> _Data supplied_
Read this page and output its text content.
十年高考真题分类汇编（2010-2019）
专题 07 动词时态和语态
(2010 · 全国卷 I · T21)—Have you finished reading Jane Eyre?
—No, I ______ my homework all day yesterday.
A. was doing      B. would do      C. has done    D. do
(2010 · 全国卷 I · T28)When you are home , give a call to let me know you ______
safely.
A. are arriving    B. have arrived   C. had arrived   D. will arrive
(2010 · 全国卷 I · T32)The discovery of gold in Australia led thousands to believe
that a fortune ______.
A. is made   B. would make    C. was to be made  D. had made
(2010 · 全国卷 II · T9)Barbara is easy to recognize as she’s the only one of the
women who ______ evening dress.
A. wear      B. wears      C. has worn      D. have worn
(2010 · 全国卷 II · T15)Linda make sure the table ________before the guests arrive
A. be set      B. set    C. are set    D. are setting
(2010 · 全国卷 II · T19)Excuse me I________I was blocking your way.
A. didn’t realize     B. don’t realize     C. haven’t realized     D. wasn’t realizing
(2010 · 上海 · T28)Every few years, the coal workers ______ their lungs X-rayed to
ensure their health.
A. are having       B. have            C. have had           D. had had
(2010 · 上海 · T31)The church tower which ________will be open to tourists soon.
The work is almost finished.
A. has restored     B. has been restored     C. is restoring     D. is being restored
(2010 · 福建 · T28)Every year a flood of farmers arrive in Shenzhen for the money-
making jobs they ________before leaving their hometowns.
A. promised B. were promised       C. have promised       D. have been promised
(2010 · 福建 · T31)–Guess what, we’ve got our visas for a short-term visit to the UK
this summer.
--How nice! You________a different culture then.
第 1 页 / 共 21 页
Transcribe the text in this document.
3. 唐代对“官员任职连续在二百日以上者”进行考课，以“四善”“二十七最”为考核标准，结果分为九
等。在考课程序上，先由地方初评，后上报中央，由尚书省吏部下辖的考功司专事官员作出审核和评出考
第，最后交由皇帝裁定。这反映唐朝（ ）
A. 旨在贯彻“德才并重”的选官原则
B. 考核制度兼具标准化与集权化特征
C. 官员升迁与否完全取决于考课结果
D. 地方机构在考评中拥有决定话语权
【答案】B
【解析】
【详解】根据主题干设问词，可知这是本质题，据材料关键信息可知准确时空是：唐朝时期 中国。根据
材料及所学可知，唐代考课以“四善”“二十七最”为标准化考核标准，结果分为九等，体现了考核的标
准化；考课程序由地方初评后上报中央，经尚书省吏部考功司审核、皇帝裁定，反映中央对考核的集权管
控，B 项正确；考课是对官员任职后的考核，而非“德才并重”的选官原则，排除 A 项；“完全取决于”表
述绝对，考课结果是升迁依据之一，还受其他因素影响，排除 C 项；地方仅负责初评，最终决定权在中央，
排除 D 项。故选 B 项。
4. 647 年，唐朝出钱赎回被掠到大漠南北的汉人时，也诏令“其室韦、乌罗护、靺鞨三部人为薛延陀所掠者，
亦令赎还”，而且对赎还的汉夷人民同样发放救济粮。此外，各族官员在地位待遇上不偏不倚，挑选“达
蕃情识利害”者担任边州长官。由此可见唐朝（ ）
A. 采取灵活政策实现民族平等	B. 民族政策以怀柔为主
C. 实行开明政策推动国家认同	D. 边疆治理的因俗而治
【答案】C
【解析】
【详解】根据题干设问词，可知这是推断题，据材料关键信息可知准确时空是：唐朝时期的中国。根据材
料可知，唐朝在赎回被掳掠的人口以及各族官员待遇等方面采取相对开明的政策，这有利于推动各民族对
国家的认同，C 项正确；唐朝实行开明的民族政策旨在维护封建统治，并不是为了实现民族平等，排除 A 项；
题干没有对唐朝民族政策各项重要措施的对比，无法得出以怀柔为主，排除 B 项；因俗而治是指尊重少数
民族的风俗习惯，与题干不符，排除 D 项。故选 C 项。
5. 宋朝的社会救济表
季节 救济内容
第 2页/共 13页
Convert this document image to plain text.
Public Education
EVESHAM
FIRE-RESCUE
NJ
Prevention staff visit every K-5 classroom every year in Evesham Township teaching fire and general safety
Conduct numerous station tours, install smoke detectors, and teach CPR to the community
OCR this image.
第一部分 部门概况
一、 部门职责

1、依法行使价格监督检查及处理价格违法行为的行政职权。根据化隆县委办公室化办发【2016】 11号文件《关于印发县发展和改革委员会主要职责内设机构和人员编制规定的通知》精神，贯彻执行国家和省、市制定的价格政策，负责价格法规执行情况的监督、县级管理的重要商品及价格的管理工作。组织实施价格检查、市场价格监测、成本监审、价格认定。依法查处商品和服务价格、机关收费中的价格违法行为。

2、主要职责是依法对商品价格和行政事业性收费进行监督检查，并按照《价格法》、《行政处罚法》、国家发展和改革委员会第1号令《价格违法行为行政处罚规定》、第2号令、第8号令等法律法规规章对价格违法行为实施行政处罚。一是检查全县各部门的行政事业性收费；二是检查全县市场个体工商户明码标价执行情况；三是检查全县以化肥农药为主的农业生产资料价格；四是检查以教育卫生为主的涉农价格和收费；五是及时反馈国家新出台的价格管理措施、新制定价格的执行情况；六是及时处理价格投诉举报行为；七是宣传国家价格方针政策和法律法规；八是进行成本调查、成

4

> _Given exercise_
Repeat the listing exactly, from its first line to its last.

> _Exercise response_
Read this page and output its text content.
十年高考真题分类汇编（2010-2019）
专题 07 动词时态和语态
(2010 · 全国卷 I · T21)—Have you finished reading Jane Eyre?
—No, I ______ my homework all day yesterday.
A. was doing      B. would do      C. has done    D. do
(2010 · 全国卷 I · T28)When you are home , give a call to let me know you ______
safely.
A. are arriving    B. have arrived   C. had arrived   D. will arrive
(2010 · 全国卷 I · T32)The discovery of gold in Australia led thousands to believe
that a fortune ______.
A. is made   B. would make    C. was to be made  D. had made
(2010 · 全国卷 II · T9)Barbara is easy to recognize as she’s the only one of the
women who ______ evening dress.
A. wear      B. wears      C. has worn      D. have worn
(2010 · 全国卷 II · T15)Linda make sure the table ________before the guests arrive
A. be set      B. set    C. are set    D. are setting
(2010 · 全国卷 II · T19)Excuse me I________I was blocking your way.
A. didn’t realize     B. don’t realize     C. haven’t realized     D. wasn’t realizing
(2010 · 上海 · T28)Every few years, the coal workers ______ their lungs X-rayed to
ensure their health.
A. are having       B. have            C. have had           D. had had
(2010 · 上海 · T31)The church tower which ________will be open to tourists soon.
The work is almost finished.
A. has restored     B. has been restored     C. is restoring     D. is being restored
(2010 · 福建 · T28)Every year a flood of farmers arrive in Shenzhen for the money-
making jobs they ________before leaving their hometowns.
A. promised B. were promised       C. have promised       D. have been promised
(2010 · 福建 · T31)–Guess what, we’ve got our visas for a short-term visit to the UK
this summer.
--How nice! You________a different culture then.
第 1 页 / 共 21 页
Transcribe the text in this document.
3. 唐代对“官员任职连续在二百日以上者”进行考课，以“四善”“二十七最”为考核标准，结果分为九
等。在考课程序上，先由地方初评，后上报中央，由尚书省吏部下辖的考功司专事官员作出审核和评出考
第，最后交由皇帝裁定。这反映唐朝（ ）
A. 旨在贯彻“德才并重”的选官原则
B. 考核制度兼具标准化与集权化特征
C. 官员升迁与否完全取决于考课结果
D. 地方机构在考评中拥有决定话语权
【答案】B
【解析】
【详解】根据主题干设问词，可知这是本质题，据材料关键信息可知准确时空是：唐朝时期 中国。根据
材料及所学可知，唐代考课以“四善”“二十七最”为标准化考核标准，结果分为九等，体现了考核的标
准化；考课程序由地方初评后上报中央，经尚书省吏部考功司审核、皇帝裁定，反映中央对考核的集权管
控，B 项正确；考课是对官员任职后的考核，而非“德才并重”的选官原则，排除 A 项；“完全取决于”表
述绝对，考课结果是升迁依据之一，还受其他因素影响，排除 C 项；地方仅负责初评，最终决定权在中央，
排除 D 项。故选 B 项。
4. 647 年，唐朝出钱赎回被掠到大漠南北的汉人时，也诏令“其室韦、乌罗护、靺鞨三部人为薛延陀所掠者，
亦令赎还”，而且对赎还的汉夷人民同样发放救济粮。此外，各族官员在地位待遇上不偏不倚，挑选“达
蕃情识利害”者担任边州长官。由此可见唐朝（ ）
A. 采取灵活政策实现民族平等	B. 民族政策以怀柔为主
C. 实行开明政策推动国家认同	D. 边疆治理的因俗而治
【答案】C
【解析】
【详解】根据题干设问词，可知这是推断题，据材料关键信息可知准确时空是：唐朝时期的中国。根据材
料可知，唐朝在赎回被掳掠的人口以及各族官员待遇等方面采取相对开明的政策，这有利于推动各民族对
国家的认同，C 项正确；唐朝实行开明的民族政策旨在维护封建统治，并不是为了实现民族平等，排除 A 项；
题干没有对唐朝民族政策各项重要措施的对比，无法得出以怀柔为主，排除 B 项；因俗而治是指尊重少数
民族的风俗习惯，与题干不符，排除 D 项。故选 C 项。
5. 宋朝的社会救济表
季节 救济内容
第 2页/共 13页
Convert this document image to plain text.
Public Education
EVESHAM
FIRE-RESCUE
NJ
Prevention staff visit every K-5 classroom every year in Evesham Township teaching fire and general safety
Conduct numerous station tours, install smoke detectors, and teach CPR to the community
OCR this image.
第一部分 部门概况
一、 部门职责

1、依法行使价格监督检查及处理价格违法行为的行政职权。根据化隆县委办公室化办发【2016】 11号文件《关于印发县发展和改革委员会主要职责内设机构和人员编制规定的通知》精神，贯彻执行国家和省、市制定的价格政策，负责价格法规执行情况的监督、县级管理的重要商品及价格的管理工作。组织实施价格检查、市场价格监测、成本监审、价格认定。依法查处商品和服务价格、机关收费中的价格违法行为。

2、主要职责是依法对商品价格和行政事业性收费进行监督检查，并按照《价格法》、《行政处罚法》、国家发展和改革委员会第1号令《价格违法行为行政处罚规定》、第2号令、第8号令等法律法规规章对价格违法行为实施行政处罚。一是检查全县各部门的行政事业性收费；二是检查全县市场个体工商户明码标价执行情况；三是检查全县以化肥农药为主的农业生产资料价格；四是检查以教育卫生为主的涉农价格和收费；五是及时反馈国家新出台的价格管理措施、新制定价格的执行情况；六是及时处理价格投诉举报行为；七是宣传国家价格方针政策和法律法规；八是进行成本调查、成

4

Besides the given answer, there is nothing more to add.